--- Begin EXCERPT TO READ ---

The Youth

Omid Memarian and Tara Nesvaderani
 
  • Youth is the largest population bloc in Iran. Over 60 percent of Iran’s 80 million people are under 30 years old.
  • Iranian youth are among the most politically active in the 57 nations of the Islamic world. As the most restive segment of Iranian society, the young also represent one of the greatest long-term threats to the current form of theocratic rule.
  • Young activists have influenced the Islamic Republic’s political agenda since 1997. After the 2009 presidential election, youth was the biggest bloc involved in the region’s first sustained “people power” movement for democratic change, creating a new political dynamic in the Middle East. 
  • The Islamic Republic forcibly regained control over the most rebellious sector of society through detentions, expulsions from universities, and expanding the powers of its own young paramilitary forces.
  • But youth demands have not changed, and anger seethes deeply beneath the surface. The regime also remains vulnerable because it has failed to address basic socio-economic problems among the young.
 
Overview
 
Iran’s youth have been politically active since the 1953 ouster of Prime Minister Mohammad Mossadegh. The death of three students in protests against Vice President Nixon’s 1953 visit —to support the shah after a CIA-backed coup against the elected government—is still a national holiday. The young were key players in the 1979 revolution. Today, their strength is also in numbers. A baby boom after the revolution almost doubled the population from 34 million to 62 million in the first decade. Iran is now one of the youngest societies in the world, skewing politics, the economy and social pressures. The demographic bulge is one of the biggest threats to the status quo.
 
The youth bloc has been shaped by political and military crises. In the 1980s, they were the majority of combatants in the eight-year war with Iraq; even pre-teen Basij volunteers became human minesweepers. In the 1990s, Iranian youth demanded their post-war due in politics, the economy and society. By 1997, their growing numbers helped elect reformist President Mohammad Khatami. But as he failed to produce change, the young pulled back. The partial youth boycott of the 2005 presidential election was key to Mahmoud Ahmadinejad’s election. Their reentry into politics in the 2009 election seriously altered Iranian politics.

--- End EXCERPT TO READ ---

GIVEN INSTRUCTION A >> Copy the lines of the records exactly, beginning with the line containing "scatter-point-group3 bbox=[155, 566, 164, 575]" and continuing through the line containing "scatter-point-group1 bbox=[407, 726, 417, 735]", both included.

--- Begin ITEMS ---

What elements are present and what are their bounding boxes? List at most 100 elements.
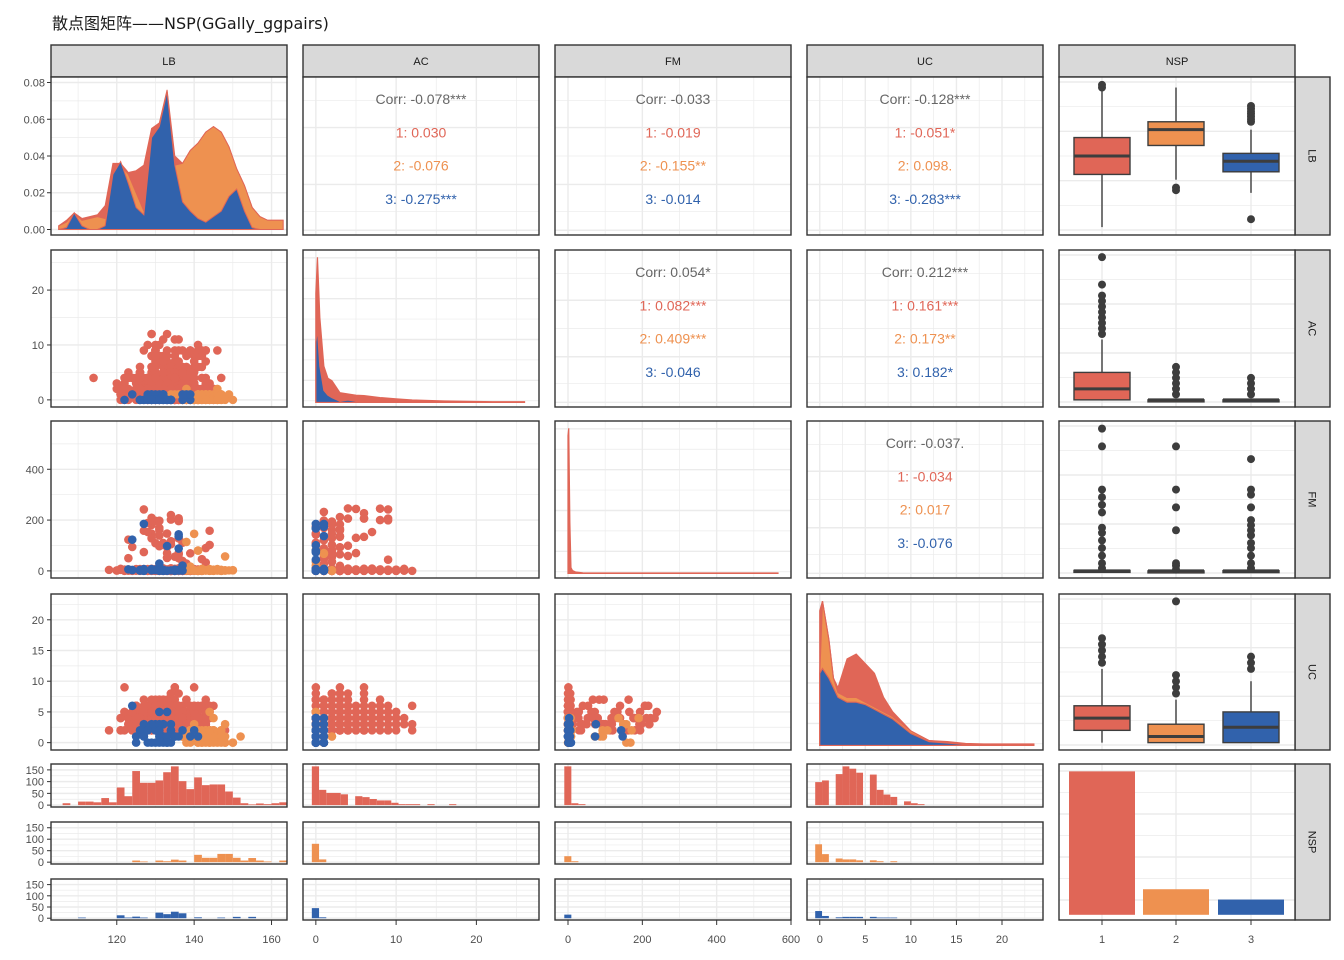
scatter-point-group3 bbox=[155, 566, 164, 575]
nsp-bar-panel bbox=[1059, 764, 1295, 920]
histogram-bar-group1 bbox=[139, 782, 148, 806]
histogram-bar-group1 bbox=[178, 781, 187, 806]
panel-border bbox=[50, 878, 288, 921]
scatter-point-group1 bbox=[375, 713, 385, 723]
scatter-point-group1 bbox=[359, 713, 369, 723]
scatter-point-group1 bbox=[139, 707, 149, 717]
scatter-point-group1 bbox=[185, 346, 195, 355]
scatter-point-group2 bbox=[209, 732, 218, 741]
histogram-bar-group1 bbox=[849, 768, 857, 806]
scatter-point-group1 bbox=[162, 553, 172, 562]
scatter-point-group1 bbox=[407, 726, 417, 735]
scatter-point-group3 bbox=[162, 541, 172, 551]
scatter-point-group1 bbox=[359, 719, 369, 729]
scatter-point-group1 bbox=[335, 550, 345, 559]
histogram-bar-group3 bbox=[849, 916, 857, 919]
histogram-bar-group2 bbox=[815, 844, 823, 863]
histogram-bar-group1 bbox=[835, 774, 843, 806]
scatter-point-group1 bbox=[116, 726, 125, 735]
scatter-point-group2 bbox=[205, 726, 214, 735]
scatter-point-group1 bbox=[311, 695, 321, 704]
scatter-point-group2 bbox=[228, 738, 238, 747]
scatter-point-group1 bbox=[319, 507, 329, 517]
x-tick-label: 120 bbox=[108, 934, 126, 946]
histogram-bar-group1 bbox=[405, 804, 413, 806]
histogram-bar-group1 bbox=[225, 791, 233, 806]
box-outlier bbox=[1098, 646, 1106, 655]
corr-group2: 2: 0.098. bbox=[898, 158, 953, 174]
histogram-bar-group1 bbox=[256, 803, 264, 806]
histogram-bar-group1 bbox=[564, 766, 572, 806]
scatter-point-group1 bbox=[174, 357, 183, 366]
row-strip-label: NSP bbox=[1306, 831, 1318, 854]
box-outlier bbox=[1172, 526, 1180, 535]
scatter-point-group1 bbox=[155, 516, 164, 526]
scatter-point-group1 bbox=[311, 701, 321, 711]
histogram-bar-group2 bbox=[876, 861, 884, 863]
scatter-point-group1 bbox=[104, 565, 114, 575]
scatter-point-group1 bbox=[335, 542, 345, 552]
scatter-point-group3 bbox=[319, 732, 329, 741]
scatter-point-group1 bbox=[151, 701, 160, 711]
row-strip-label: LB bbox=[1306, 149, 1318, 162]
box-outlier bbox=[1098, 329, 1106, 338]
box-outlier bbox=[1247, 652, 1255, 661]
scatter-point-group1 bbox=[193, 340, 203, 350]
scatter-point-group1 bbox=[359, 565, 369, 575]
corr-group2: 2: -0.155** bbox=[640, 158, 707, 174]
corr-group1: 1: 0.030 bbox=[396, 124, 447, 140]
scatter-point-group2 bbox=[193, 546, 203, 555]
histogram-bar-group2 bbox=[139, 861, 148, 863]
scatter-point-group3 bbox=[166, 719, 176, 729]
scatter-point-group3 bbox=[311, 732, 321, 741]
scatter-point-group2 bbox=[220, 552, 230, 561]
histogram-bar-group1 bbox=[384, 800, 392, 806]
density-area-group3 bbox=[58, 91, 284, 230]
scatter-panel-FM-UC-background bbox=[555, 594, 791, 750]
scatter-point-group2 bbox=[189, 719, 199, 729]
scatter-point-group1 bbox=[343, 565, 353, 574]
scatter-point-group1 bbox=[335, 531, 345, 541]
histogram-panel-AC-group2-background bbox=[303, 822, 539, 864]
row-strip-label: UC bbox=[1306, 664, 1318, 680]
histogram-bar-group1 bbox=[186, 789, 195, 806]
histogram-bar-group3 bbox=[155, 912, 164, 919]
panel-border bbox=[554, 878, 792, 921]
scatter-point-group1 bbox=[359, 726, 369, 735]
scatter-point-group3 bbox=[564, 719, 573, 729]
histogram-panel-AC-group3 bbox=[303, 879, 539, 920]
box-outlier bbox=[1172, 362, 1180, 371]
scatter-point-group1 bbox=[327, 713, 337, 723]
scatter-point-group1 bbox=[201, 373, 211, 383]
histogram-panel-UC-group2 bbox=[807, 822, 1043, 864]
corr-group1: 1: 0.161*** bbox=[892, 297, 959, 313]
scatter-point-group1 bbox=[127, 542, 137, 552]
histogram-panel-UC-group1 bbox=[807, 764, 1043, 807]
scatter-point-group3 bbox=[155, 707, 164, 717]
scatter-point-group1 bbox=[375, 695, 385, 704]
column-strip-UC bbox=[806, 44, 1044, 78]
x-tick-label: 15 bbox=[950, 934, 962, 946]
panel-border bbox=[302, 878, 540, 921]
histogram-panel-FM-group3 bbox=[555, 879, 791, 920]
scatter-point-group1 bbox=[327, 695, 337, 704]
scatter-point-group3 bbox=[319, 564, 329, 574]
y-tick-label: 0 bbox=[38, 395, 44, 407]
box-outlier bbox=[1098, 80, 1106, 89]
histogram-bar-group1 bbox=[355, 796, 363, 806]
y-tick-label: 20 bbox=[32, 285, 44, 297]
scatter-point-group1 bbox=[319, 707, 329, 717]
panel-border bbox=[302, 76, 540, 236]
scatter-point-group1 bbox=[216, 373, 226, 383]
histogram-bar-group1 bbox=[578, 804, 586, 806]
density-area-group3 bbox=[819, 667, 1034, 747]
histogram-bar-group2 bbox=[869, 860, 877, 863]
y-tick-label: 150 bbox=[26, 880, 44, 892]
scatter-point-group3 bbox=[127, 701, 137, 711]
scatter-point-group1 bbox=[375, 565, 385, 574]
scatter-point-group3 bbox=[185, 390, 195, 399]
histogram-bar-group2 bbox=[163, 861, 171, 863]
histogram-panel-FM-group2 bbox=[555, 822, 791, 864]
histogram-bar-group1 bbox=[340, 794, 348, 806]
scatter-point-group1 bbox=[564, 695, 573, 704]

--- End ITEMS ---

GIVEN INSTRUCTION B >> Continue the text on Iran's youth from the point at which it ends.

WRITTEN REPLY A >>
scatter-point-group3 bbox=[155, 566, 164, 575]
nsp-bar-panel bbox=[1059, 764, 1295, 920]
histogram-bar-group1 bbox=[139, 782, 148, 806]
histogram-bar-group1 bbox=[178, 781, 187, 806]
panel-border bbox=[50, 878, 288, 921]
scatter-point-group1 bbox=[375, 713, 385, 723]
scatter-point-group1 bbox=[359, 713, 369, 723]
scatter-point-group1 bbox=[139, 707, 149, 717]
scatter-point-group1 bbox=[185, 346, 195, 355]
scatter-point-group2 bbox=[209, 732, 218, 741]
histogram-bar-group1 bbox=[849, 768, 857, 806]
scatter-point-group1 bbox=[162, 553, 172, 562]
scatter-point-group1 bbox=[407, 726, 417, 735]

WRITTEN REPLY B >>
 
Iran’s youth are increasingly pivotal to elections. After the 1979 revolution, the voting age was lowered to 15, but later raised to 16 then 18, as the theocrats recognized the youth’s political power. Voters under 35 constitute nearly 50 percent of the electorate, a number expected to grow over the next decade.
 
Conditions of life
 
Three decades after the revolution promised opportunity, Iran’s youth instead face growing problems:
 
  • The government generates only about 300,000 of the roughly 1 million jobs needed annually to absorb young people entering the labor market. Iran’s economy would need to grow by10 percent annually to reduce youth unemployment. The International Monetary Fund predicts only 0.6 percent growth in 2015.
    • Unemployment among youth has almost doubled since 1990.  Around 22 percent of young people between 15 and 29 are unemployed, accounting for 62 percent of the unemployed. Among males, roughly 18 percent are unable to find a job. Among women, unemployment is estimated at around 40 percent.
  • In 2010, the government intensified its monitoring of youth activities and issued a list of approved men’s hairstyles and women’s clothing that affected mainly the young.
  • Young Iranians have borne a large share of the regime’s retributions for unrest in 2009. Thousands were detained in the tumultuous months following the disputed election. Many student activists were also given failing grades or threatened with expulsion from universities.
 
Key issues
 
For Iran’s youth, four problems are particularly sensitive. All have contributed to a deep frustration—and political dissent.
 
Unemployment: Even with a university degree, it takes about three years to find a job. And vast numbers of young people end up chronically underemployed, which has produced a widespread sense that their future prospects are bleak. Employment issues have contributed to other problems, including alcohol and drug abuse, prostitution and runaways, escape into marriages that end in early divorce, social unrest, and the flight of the educated class. Iran has one of the world’s highest rates of brain drain, according to the International Monetary Fund.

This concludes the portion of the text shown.